Provide an exact reproduction of every entry.
----
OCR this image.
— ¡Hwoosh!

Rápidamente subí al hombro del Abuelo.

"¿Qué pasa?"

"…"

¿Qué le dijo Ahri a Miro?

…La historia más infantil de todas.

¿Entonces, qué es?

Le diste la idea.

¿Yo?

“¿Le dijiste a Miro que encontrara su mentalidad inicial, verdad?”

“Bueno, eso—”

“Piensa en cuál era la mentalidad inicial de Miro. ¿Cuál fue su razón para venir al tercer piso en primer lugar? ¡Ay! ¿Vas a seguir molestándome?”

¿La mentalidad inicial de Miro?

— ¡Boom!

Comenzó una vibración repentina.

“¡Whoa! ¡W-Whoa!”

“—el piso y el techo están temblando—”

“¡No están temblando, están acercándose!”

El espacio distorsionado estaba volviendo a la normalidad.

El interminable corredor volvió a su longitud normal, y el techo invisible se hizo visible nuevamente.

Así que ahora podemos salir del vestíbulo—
----
Exercise answer:
OCR this image.
— ¡Hwoosh!

Rápidamente subí al hombro del Abuelo.

"¿Qué pasa?"

"…"

¿Qué le dijo Ahri a Miro?

…La historia más infantil de todas.

¿Entonces, qué es?

Le diste la idea.

¿Yo?

“¿Le dijiste a Miro que encontrara su mentalidad inicial, verdad?”

“Bueno, eso—”

“Piensa en cuál era la mentalidad inicial de Miro. ¿Cuál fue su razón para venir al tercer piso en primer lugar? ¡Ay! ¿Vas a seguir molestándome?”

¿La mentalidad inicial de Miro?

— ¡Boom!

Comenzó una vibración repentina.

“¡Whoa! ¡W-Whoa!”

“—el piso y el techo están temblando—”

“¡No están temblando, están acercándose!”

El espacio distorsionado estaba volviendo a la normalidad.

El interminable corredor volvió a su longitud normal, y el techo invisible se hizo visible nuevamente.

Así que ahora podemos salir del vestíbulo—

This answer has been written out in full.